_Task brief_: Type out the complete listing below word for word, without its pictures.

_Records provided_:
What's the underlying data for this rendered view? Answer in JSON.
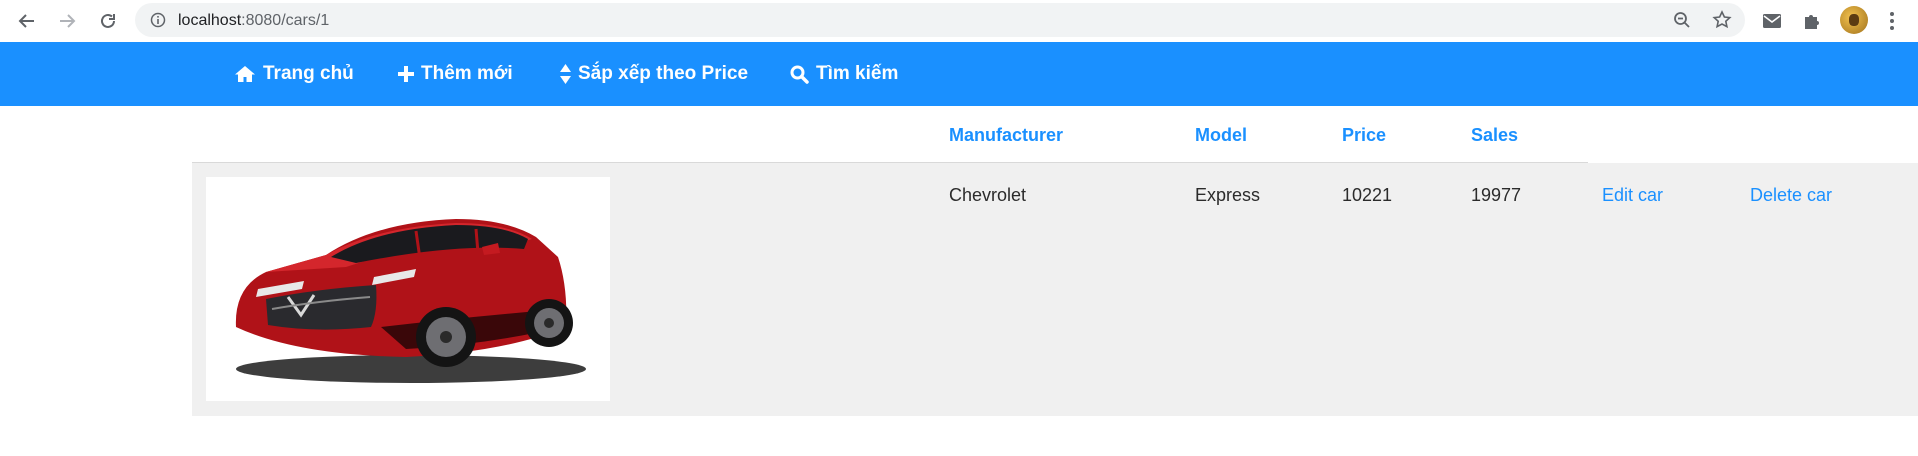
{
  "browser": {
    "url_host": "localhost",
    "url_path": ":8080/cars/1",
    "icons": [
      "back-arrow-icon",
      "forward-arrow-icon",
      "reload-icon",
      "site-info-icon",
      "zoom-out-icon",
      "bookmark-star-icon",
      "mail-icon",
      "extensions-puzzle-icon",
      "profile-avatar",
      "menu-kebab-icon"
    ]
  },
  "navbar": {
    "color": "#1a90ff",
    "items": [
      {
        "label": "Trang chủ",
        "icon": "home-icon"
      },
      {
        "label": "Thêm mới",
        "icon": "plus-icon"
      },
      {
        "label": "Sắp xếp theo Price",
        "icon": "sort-icon"
      },
      {
        "label": "Tìm kiếm",
        "icon": "search-icon"
      }
    ]
  },
  "table": {
    "headers": [
      "Manufacturer",
      "Model",
      "Price",
      "Sales"
    ],
    "rows": [
      {
        "image": "red-suv-car-image",
        "manufacturer": "Chevrolet",
        "model": "Express",
        "price": "10221",
        "sales": "19977",
        "edit_label": "Edit car",
        "delete_label": "Delete car"
      }
    ]
  }
}
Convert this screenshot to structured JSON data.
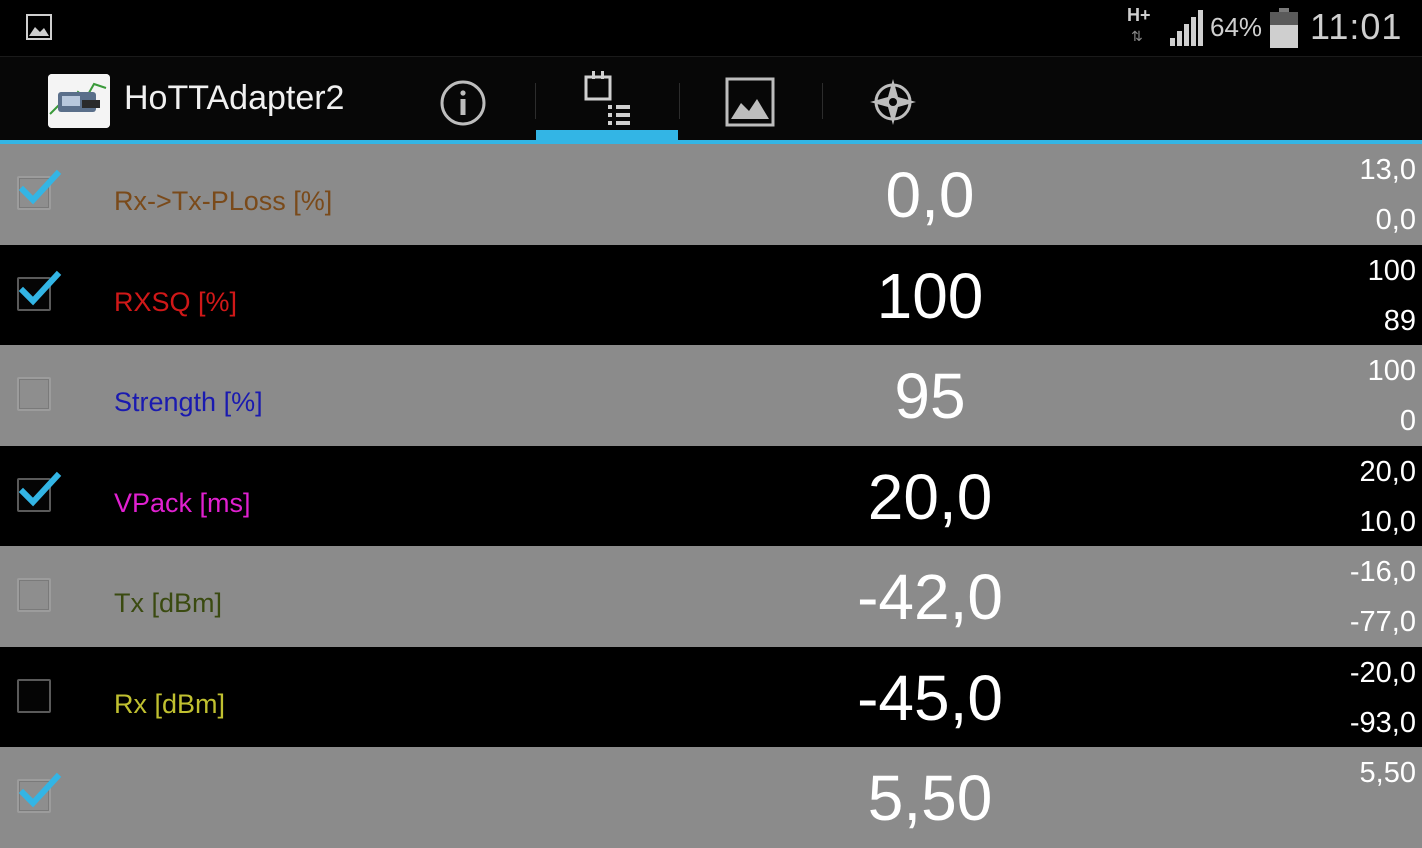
{
  "status_bar": {
    "network": "H+",
    "network_arrows": "⇅",
    "battery_percent": "64%",
    "time": "11:01"
  },
  "action_bar": {
    "app_title": "HoTTAdapter2",
    "tabs": [
      {
        "icon": "info-icon",
        "selected": false
      },
      {
        "icon": "sensor-list-icon",
        "selected": true
      },
      {
        "icon": "image-icon",
        "selected": false
      },
      {
        "icon": "gps-target-icon",
        "selected": false
      }
    ],
    "accent_color": "#33b5e5"
  },
  "rows": [
    {
      "label": "Rx->Tx-PLoss [%]",
      "checked": true,
      "value": "0,0",
      "max": "13,0",
      "min": "0,0",
      "color": "#7a4a1a"
    },
    {
      "label": "RXSQ [%]",
      "checked": true,
      "value": "100",
      "max": "100",
      "min": "89",
      "color": "#d01818"
    },
    {
      "label": "Strength [%]",
      "checked": false,
      "value": "95",
      "max": "100",
      "min": "0",
      "color": "#1a1ab0"
    },
    {
      "label": "VPack [ms]",
      "checked": true,
      "value": "20,0",
      "max": "20,0",
      "min": "10,0",
      "color": "#e020d0"
    },
    {
      "label": "Tx [dBm]",
      "checked": false,
      "value": "-42,0",
      "max": "-16,0",
      "min": "-77,0",
      "color": "#3a4a10"
    },
    {
      "label": "Rx [dBm]",
      "checked": false,
      "value": "-45,0",
      "max": "-20,0",
      "min": "-93,0",
      "color": "#c0c030"
    },
    {
      "label": "",
      "checked": true,
      "value": "5,50",
      "max": "5,50",
      "min": "",
      "color": "#1a8ad0"
    }
  ]
}
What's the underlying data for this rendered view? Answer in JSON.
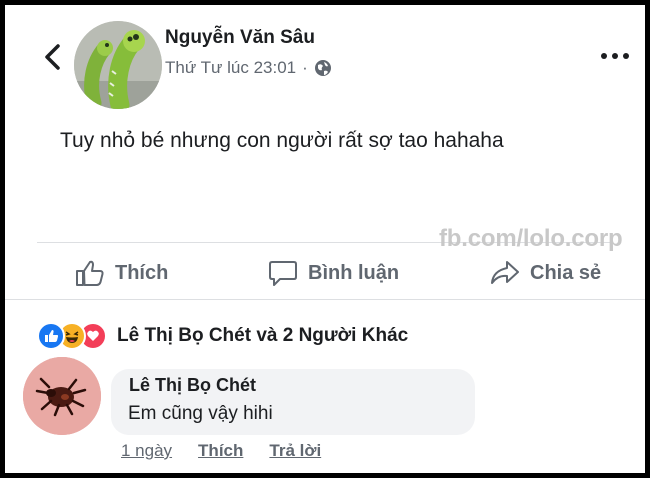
{
  "post": {
    "author": "Nguyễn Văn Sâu",
    "timestamp": "Thứ Tư lúc 23:01",
    "separator": "·",
    "privacy_icon": "globe-icon",
    "text": "Tuy nhỏ bé nhưng con người rất sợ tao hahaha",
    "watermark": "fb.com/lolo.corp"
  },
  "actions": {
    "like": "Thích",
    "comment": "Bình luận",
    "share": "Chia sẻ"
  },
  "reactions": {
    "icons": [
      "like-icon",
      "haha-icon",
      "love-icon"
    ],
    "summary": "Lê Thị Bọ Chét và 2 Người Khác"
  },
  "comment": {
    "author": "Lê Thị Bọ Chét",
    "text": "Em cũng vậy hihi",
    "time": "1 ngày",
    "like": "Thích",
    "reply": "Trả lời"
  },
  "colors": {
    "like_blue": "#1877f2",
    "haha_yellow": "#f7b125",
    "love_red": "#f33e58",
    "text_secondary": "#606770"
  }
}
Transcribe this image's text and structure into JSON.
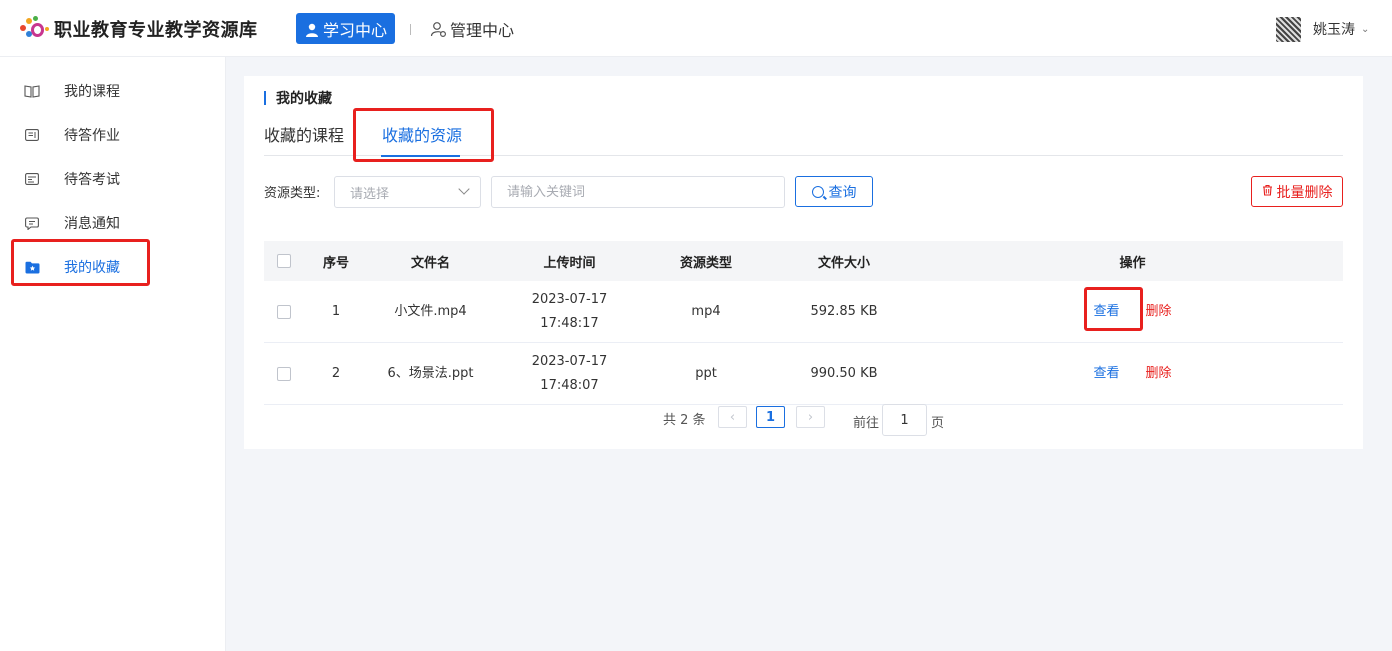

_Answer below_:
What's the underlying data for this rendered view? Answer in JSON.
{
  "browser": {
    "url_host": "localhost",
    "url_path": ":8080/cars/1",
    "icons": [
      "back-arrow-icon",
      "forward-arrow-icon",
      "reload-icon",
      "site-info-icon",
      "zoom-out-icon",
      "bookmark-star-icon",
      "mail-icon",
      "extensions-puzzle-icon",
      "profile-avatar",
      "menu-kebab-icon"
    ]
  },
  "navbar": {
    "color": "#1a90ff",
    "items": [
      {
        "label": "Trang chủ",
        "icon": "home-icon"
      },
      {
        "label": "Thêm mới",
        "icon": "plus-icon"
      },
      {
        "label": "Sắp xếp theo Price",
        "icon": "sort-icon"
      },
      {
        "label": "Tìm kiếm",
        "icon": "search-icon"
      }
    ]
  },
  "table": {
    "headers": [
      "Manufacturer",
      "Model",
      "Price",
      "Sales"
    ],
    "rows": [
      {
        "image": "red-suv-car-image",
        "manufacturer": "Chevrolet",
        "model": "Express",
        "price": "10221",
        "sales": "19977",
        "edit_label": "Edit car",
        "delete_label": "Delete car"
      }
    ]
  }
}
Convert this screenshot to structured JSON data.
{
  "status_bar": {
    "network": "H+",
    "network_arrows": "⇅",
    "battery_percent": "64%",
    "time": "11:01"
  },
  "action_bar": {
    "app_title": "HoTTAdapter2",
    "tabs": [
      {
        "icon": "info-icon",
        "selected": false
      },
      {
        "icon": "sensor-list-icon",
        "selected": true
      },
      {
        "icon": "image-icon",
        "selected": false
      },
      {
        "icon": "gps-target-icon",
        "selected": false
      }
    ],
    "accent_color": "#33b5e5"
  },
  "rows": [
    {
      "label": "Rx->Tx-PLoss [%]",
      "checked": true,
      "value": "0,0",
      "max": "13,0",
      "min": "0,0",
      "color": "#7a4a1a"
    },
    {
      "label": "RXSQ [%]",
      "checked": true,
      "value": "100",
      "max": "100",
      "min": "89",
      "color": "#d01818"
    },
    {
      "label": "Strength [%]",
      "checked": false,
      "value": "95",
      "max": "100",
      "min": "0",
      "color": "#1a1ab0"
    },
    {
      "label": "VPack [ms]",
      "checked": true,
      "value": "20,0",
      "max": "20,0",
      "min": "10,0",
      "color": "#e020d0"
    },
    {
      "label": "Tx [dBm]",
      "checked": false,
      "value": "-42,0",
      "max": "-16,0",
      "min": "-77,0",
      "color": "#3a4a10"
    },
    {
      "label": "Rx [dBm]",
      "checked": false,
      "value": "-45,0",
      "max": "-20,0",
      "min": "-93,0",
      "color": "#c0c030"
    },
    {
      "label": "",
      "checked": true,
      "value": "5,50",
      "max": "5,50",
      "min": "",
      "color": "#1a8ad0"
    }
  ]
}
What's the underlying data for this rendered view? Answer in JSON.
{
  "post": {
    "author": "Nguyễn Văn Sâu",
    "timestamp": "Thứ Tư lúc 23:01",
    "separator": "·",
    "privacy_icon": "globe-icon",
    "text": "Tuy nhỏ bé nhưng con người rất sợ tao hahaha",
    "watermark": "fb.com/lolo.corp"
  },
  "actions": {
    "like": "Thích",
    "comment": "Bình luận",
    "share": "Chia sẻ"
  },
  "reactions": {
    "icons": [
      "like-icon",
      "haha-icon",
      "love-icon"
    ],
    "summary": "Lê Thị Bọ Chét và 2 Người Khác"
  },
  "comment": {
    "author": "Lê Thị Bọ Chét",
    "text": "Em cũng vậy hihi",
    "time": "1 ngày",
    "like": "Thích",
    "reply": "Trả lời"
  },
  "colors": {
    "like_blue": "#1877f2",
    "haha_yellow": "#f7b125",
    "love_red": "#f33e58",
    "text_secondary": "#606770"
  }
}
Transcribe this image's text and structure into JSON.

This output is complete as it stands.